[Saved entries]
═══

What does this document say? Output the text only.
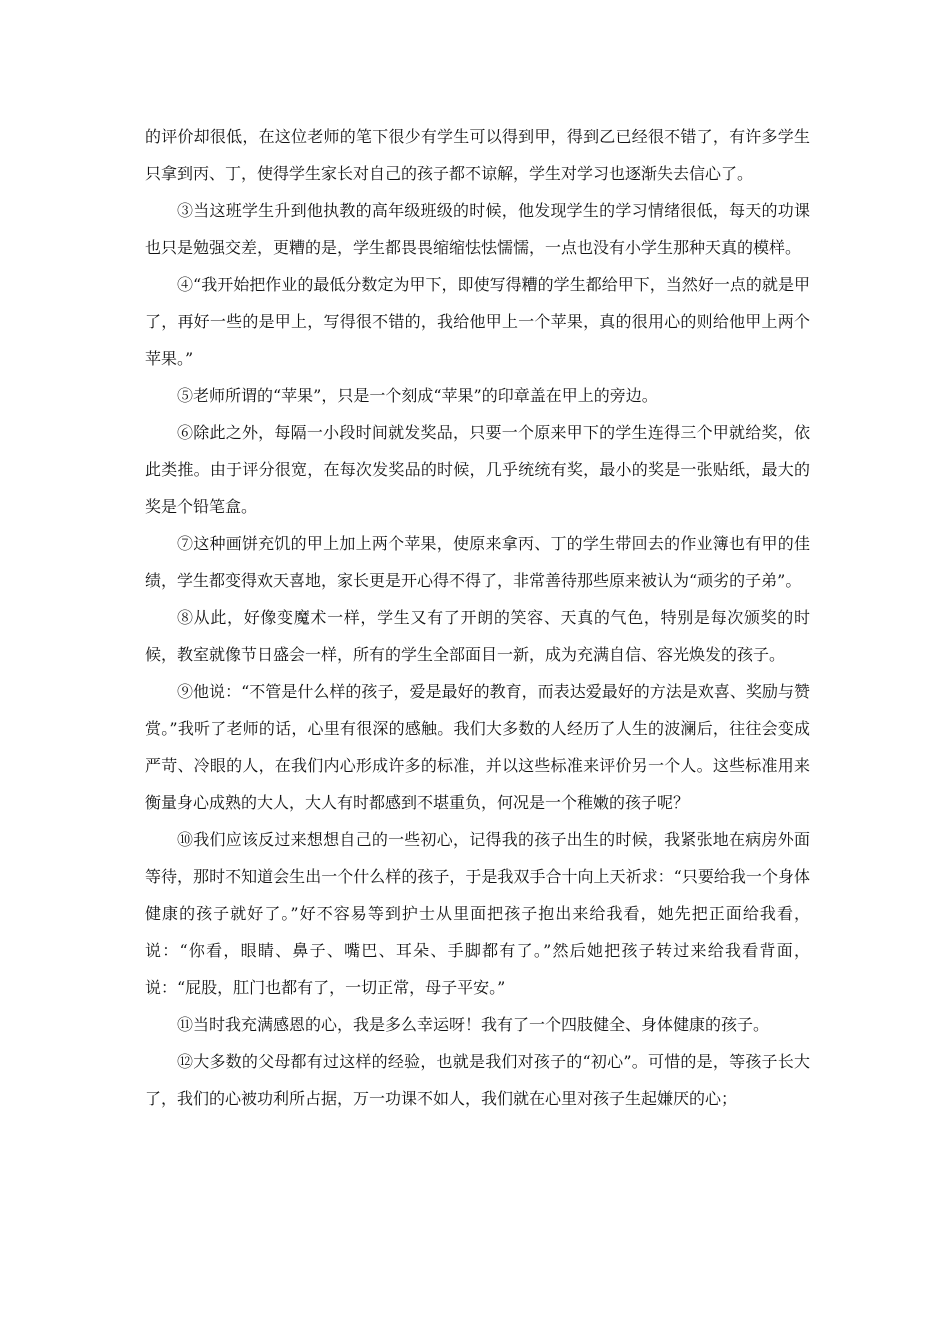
的评价却很低，在这位老师的笔下很少有学生可以得到甲，得到乙已经很不错了，有许多学生只拿到丙、丁，使得学生家长对自己的孩子都不谅解，学生对学习也逐渐失去信心了。

③当这班学生升到他执教的高年级班级的时候，他发现学生的学习情绪很低，每天的功课也只是勉强交差，更糟的是，学生都畏畏缩缩怯怯懦懦，一点也没有小学生那种天真的模样。

④“我开始把作业的最低分数定为甲下，即使写得糟的学生都给甲下，当然好一点的就是甲了，再好一些的是甲上，写得很不错的，我给他甲上一个苹果，真的很用心的则给他甲上两个苹果。”

⑤老师所谓的“苹果”，只是一个刻成“苹果”的印章盖在甲上的旁边。

⑥除此之外，每隔一小段时间就发奖品，只要一个原来甲下的学生连得三个甲就给奖，依此类推。由于评分很宽，在每次发奖品的时候，几乎统统有奖，最小的奖是一张贴纸，最大的奖是个铅笔盒。

⑦这种画饼充饥的甲上加上两个苹果，使原来拿丙、丁的学生带回去的作业簿也有甲的佳绩，学生都变得欢天喜地，家长更是开心得不得了，非常善待那些原来被认为“顽劣的子弟”。

⑧从此，好像变魔术一样，学生又有了开朗的笑容、天真的气色，特别是每次颁奖的时候，教室就像节日盛会一样，所有的学生全部面目一新，成为充满自信、容光焕发的孩子。

⑨他说：“不管是什么样的孩子，爱是最好的教育，而表达爱最好的方法是欢喜、奖励与赞赏。”我听了老师的话，心里有很深的感触。我们大多数的人经历了人生的波澜后，往往会变成严苛、冷眼的人，在我们内心形成许多的标准，并以这些标准来评价另一个人。这些标准用来衡量身心成熟的大人，大人有时都感到不堪重负，何况是一个稚嫩的孩子呢？

⑩我们应该反过来想想自己的一些初心，记得我的孩子出生的时候，我紧张地在病房外面等待，那时不知道会生出一个什么样的孩子，于是我双手合十向上天祈求：“只要给我一个身体健康的孩子就好了。”好不容易等到护士从里面把孩子抱出来给我看，她先把正面给我看，说：“你看，眼睛、鼻子、嘴巴、耳朵、手脚都有了。”然后她把孩子转过来给我看背面，说：“屁股，肛门也都有了，一切正常，母子平安。”

⑪当时我充满感恩的心，我是多么幸运呀！我有了一个四肢健全、身体健康的孩子。

⑫大多数的父母都有过这样的经验，也就是我们对孩子的“初心”。可惜的是，等孩子长大了，我们的心被功利所占据，万一功课不如人，我们就在心里对孩子生起嫌厌的心；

═══

**What you will do**: Write out the data precisely as given, excluding the pictures.

**Expected answer**:
What does this document say? Output the text only.
的评价却很低，在这位老师的笔下很少有学生可以得到甲，得到乙已经很不错了，有许多学生只拿到丙、丁，使得学生家长对自己的孩子都不谅解，学生对学习也逐渐失去信心了。

③当这班学生升到他执教的高年级班级的时候，他发现学生的学习情绪很低，每天的功课也只是勉强交差，更糟的是，学生都畏畏缩缩怯怯懦懦，一点也没有小学生那种天真的模样。

④“我开始把作业的最低分数定为甲下，即使写得糟的学生都给甲下，当然好一点的就是甲了，再好一些的是甲上，写得很不错的，我给他甲上一个苹果，真的很用心的则给他甲上两个苹果。”

⑤老师所谓的“苹果”，只是一个刻成“苹果”的印章盖在甲上的旁边。

⑥除此之外，每隔一小段时间就发奖品，只要一个原来甲下的学生连得三个甲就给奖，依此类推。由于评分很宽，在每次发奖品的时候，几乎统统有奖，最小的奖是一张贴纸，最大的奖是个铅笔盒。

⑦这种画饼充饥的甲上加上两个苹果，使原来拿丙、丁的学生带回去的作业簿也有甲的佳绩，学生都变得欢天喜地，家长更是开心得不得了，非常善待那些原来被认为“顽劣的子弟”。

⑧从此，好像变魔术一样，学生又有了开朗的笑容、天真的气色，特别是每次颁奖的时候，教室就像节日盛会一样，所有的学生全部面目一新，成为充满自信、容光焕发的孩子。

⑨他说：“不管是什么样的孩子，爱是最好的教育，而表达爱最好的方法是欢喜、奖励与赞赏。”我听了老师的话，心里有很深的感触。我们大多数的人经历了人生的波澜后，往往会变成严苛、冷眼的人，在我们内心形成许多的标准，并以这些标准来评价另一个人。这些标准用来衡量身心成熟的大人，大人有时都感到不堪重负，何况是一个稚嫩的孩子呢？

⑩我们应该反过来想想自己的一些初心，记得我的孩子出生的时候，我紧张地在病房外面等待，那时不知道会生出一个什么样的孩子，于是我双手合十向上天祈求：“只要给我一个身体健康的孩子就好了。”好不容易等到护士从里面把孩子抱出来给我看，她先把正面给我看，说：“你看，眼睛、鼻子、嘴巴、耳朵、手脚都有了。”然后她把孩子转过来给我看背面，说：“屁股，肛门也都有了，一切正常，母子平安。”

⑪当时我充满感恩的心，我是多么幸运呀！我有了一个四肢健全、身体健康的孩子。

⑫大多数的父母都有过这样的经验，也就是我们对孩子的“初心”。可惜的是，等孩子长大了，我们的心被功利所占据，万一功课不如人，我们就在心里对孩子生起嫌厌的心；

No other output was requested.